[Source records]
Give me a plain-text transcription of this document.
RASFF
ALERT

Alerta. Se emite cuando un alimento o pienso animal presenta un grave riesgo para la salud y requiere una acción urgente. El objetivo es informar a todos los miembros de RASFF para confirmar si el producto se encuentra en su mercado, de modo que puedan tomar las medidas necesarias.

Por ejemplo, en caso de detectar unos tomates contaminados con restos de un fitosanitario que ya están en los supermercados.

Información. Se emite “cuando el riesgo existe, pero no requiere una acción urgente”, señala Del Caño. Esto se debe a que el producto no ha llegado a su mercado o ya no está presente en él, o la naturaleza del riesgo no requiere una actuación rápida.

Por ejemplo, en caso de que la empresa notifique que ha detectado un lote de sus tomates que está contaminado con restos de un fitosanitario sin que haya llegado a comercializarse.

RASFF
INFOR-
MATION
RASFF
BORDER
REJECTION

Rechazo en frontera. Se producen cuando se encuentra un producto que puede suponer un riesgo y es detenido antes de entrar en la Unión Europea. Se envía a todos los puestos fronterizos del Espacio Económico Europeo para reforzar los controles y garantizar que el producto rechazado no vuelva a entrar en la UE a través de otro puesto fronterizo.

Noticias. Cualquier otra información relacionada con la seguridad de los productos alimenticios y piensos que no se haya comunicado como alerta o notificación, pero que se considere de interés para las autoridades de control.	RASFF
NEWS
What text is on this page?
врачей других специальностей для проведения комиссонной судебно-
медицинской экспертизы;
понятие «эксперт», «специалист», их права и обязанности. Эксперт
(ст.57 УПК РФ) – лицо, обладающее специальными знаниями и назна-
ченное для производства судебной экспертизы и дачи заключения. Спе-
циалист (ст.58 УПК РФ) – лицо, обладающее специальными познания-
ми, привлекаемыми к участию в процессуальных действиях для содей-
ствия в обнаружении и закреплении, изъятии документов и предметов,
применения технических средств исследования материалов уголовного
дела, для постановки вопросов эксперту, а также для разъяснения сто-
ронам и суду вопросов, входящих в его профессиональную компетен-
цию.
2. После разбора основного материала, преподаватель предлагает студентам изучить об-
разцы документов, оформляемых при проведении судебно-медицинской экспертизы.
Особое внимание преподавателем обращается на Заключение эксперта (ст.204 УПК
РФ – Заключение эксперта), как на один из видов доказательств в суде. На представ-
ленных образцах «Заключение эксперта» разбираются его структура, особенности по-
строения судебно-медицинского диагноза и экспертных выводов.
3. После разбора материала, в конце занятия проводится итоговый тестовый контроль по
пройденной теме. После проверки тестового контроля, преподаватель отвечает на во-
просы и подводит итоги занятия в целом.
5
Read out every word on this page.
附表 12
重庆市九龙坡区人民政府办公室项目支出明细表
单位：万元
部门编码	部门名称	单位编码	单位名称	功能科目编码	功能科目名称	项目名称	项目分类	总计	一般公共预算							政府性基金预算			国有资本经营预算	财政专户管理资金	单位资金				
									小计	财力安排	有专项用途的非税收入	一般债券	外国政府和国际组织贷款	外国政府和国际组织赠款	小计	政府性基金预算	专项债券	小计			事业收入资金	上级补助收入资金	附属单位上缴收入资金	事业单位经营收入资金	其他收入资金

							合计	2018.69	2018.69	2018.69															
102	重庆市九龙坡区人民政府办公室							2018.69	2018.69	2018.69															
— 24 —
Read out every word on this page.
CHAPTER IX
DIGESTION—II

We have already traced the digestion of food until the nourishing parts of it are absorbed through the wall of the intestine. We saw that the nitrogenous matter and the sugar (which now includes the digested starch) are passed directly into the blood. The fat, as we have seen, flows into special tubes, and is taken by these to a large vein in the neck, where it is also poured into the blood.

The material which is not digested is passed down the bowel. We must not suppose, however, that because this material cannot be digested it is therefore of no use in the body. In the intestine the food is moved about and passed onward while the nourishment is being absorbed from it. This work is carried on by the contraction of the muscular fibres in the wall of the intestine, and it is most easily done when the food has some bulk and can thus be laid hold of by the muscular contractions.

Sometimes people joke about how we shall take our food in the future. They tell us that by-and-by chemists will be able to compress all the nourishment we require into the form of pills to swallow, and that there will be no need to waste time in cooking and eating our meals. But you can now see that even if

### WHAT THE TASK ASKS
Copy each record from above exactly, and include every line.

### THE REPLY
Give me a plain-text transcription of this document.
RASFF
ALERT

Alerta. Se emite cuando un alimento o pienso animal presenta un grave riesgo para la salud y requiere una acción urgente. El objetivo es informar a todos los miembros de RASFF para confirmar si el producto se encuentra en su mercado, de modo que puedan tomar las medidas necesarias.

Por ejemplo, en caso de detectar unos tomates contaminados con restos de un fitosanitario que ya están en los supermercados.

Información. Se emite “cuando el riesgo existe, pero no requiere una acción urgente”, señala Del Caño. Esto se debe a que el producto no ha llegado a su mercado o ya no está presente en él, o la naturaleza del riesgo no requiere una actuación rápida.

Por ejemplo, en caso de que la empresa notifique que ha detectado un lote de sus tomates que está contaminado con restos de un fitosanitario sin que haya llegado a comercializarse.

RASFF
INFOR-
MATION
RASFF
BORDER
REJECTION

Rechazo en frontera. Se producen cuando se encuentra un producto que puede suponer un riesgo y es detenido antes de entrar en la Unión Europea. Se envía a todos los puestos fronterizos del Espacio Económico Europeo para reforzar los controles y garantizar que el producto rechazado no vuelva a entrar en la UE a través de otro puesto fronterizo.

Noticias. Cualquier otra información relacionada con la seguridad de los productos alimenticios y piensos que no se haya comunicado como alerta o notificación, pero que se considere de interés para las autoridades de control.	RASFF
NEWS
What text is on this page?
врачей других специальностей для проведения комиссонной судебно-
медицинской экспертизы;
понятие «эксперт», «специалист», их права и обязанности. Эксперт
(ст.57 УПК РФ) – лицо, обладающее специальными знаниями и назна-
ченное для производства судебной экспертизы и дачи заключения. Спе-
циалист (ст.58 УПК РФ) – лицо, обладающее специальными познания-
ми, привлекаемыми к участию в процессуальных действиях для содей-
ствия в обнаружении и закреплении, изъятии документов и предметов,
применения технических средств исследования материалов уголовного
дела, для постановки вопросов эксперту, а также для разъяснения сто-
ронам и суду вопросов, входящих в его профессиональную компетен-
цию.
2. После разбора основного материала, преподаватель предлагает студентам изучить об-
разцы документов, оформляемых при проведении судебно-медицинской экспертизы.
Особое внимание преподавателем обращается на Заключение эксперта (ст.204 УПК
РФ – Заключение эксперта), как на один из видов доказательств в суде. На представ-
ленных образцах «Заключение эксперта» разбираются его структура, особенности по-
строения судебно-медицинского диагноза и экспертных выводов.
3. После разбора материала, в конце занятия проводится итоговый тестовый контроль по
пройденной теме. После проверки тестового контроля, преподаватель отвечает на во-
просы и подводит итоги занятия в целом.
5
Read out every word on this page.
附表 12
重庆市九龙坡区人民政府办公室项目支出明细表
单位：万元
部门编码	部门名称	单位编码	单位名称	功能科目编码	功能科目名称	项目名称	项目分类	总计	一般公共预算							政府性基金预算			国有资本经营预算	财政专户管理资金	单位资金				
									小计	财力安排	有专项用途的非税收入	一般债券	外国政府和国际组织贷款	外国政府和国际组织赠款	小计	政府性基金预算	专项债券	小计			事业收入资金	上级补助收入资金	附属单位上缴收入资金	事业单位经营收入资金	其他收入资金

							合计	2018.69	2018.69	2018.69															
102	重庆市九龙坡区人民政府办公室							2018.69	2018.69	2018.69															
— 24 —
Read out every word on this page.
CHAPTER IX
DIGESTION—II

We have already traced the digestion of food until the nourishing parts of it are absorbed through the wall of the intestine. We saw that the nitrogenous matter and the sugar (which now includes the digested starch) are passed directly into the blood. The fat, as we have seen, flows into special tubes, and is taken by these to a large vein in the neck, where it is also poured into the blood.

The material which is not digested is passed down the bowel. We must not suppose, however, that because this material cannot be digested it is therefore of no use in the body. In the intestine the food is moved about and passed onward while the nourishment is being absorbed from it. This work is carried on by the contraction of the muscular fibres in the wall of the intestine, and it is most easily done when the food has some bulk and can thus be laid hold of by the muscular contractions.

Sometimes people joke about how we shall take our food in the future. They tell us that by-and-by chemists will be able to compress all the nourishment we require into the form of pills to swallow, and that there will be no need to waste time in cooking and eating our meals. But you can now see that even if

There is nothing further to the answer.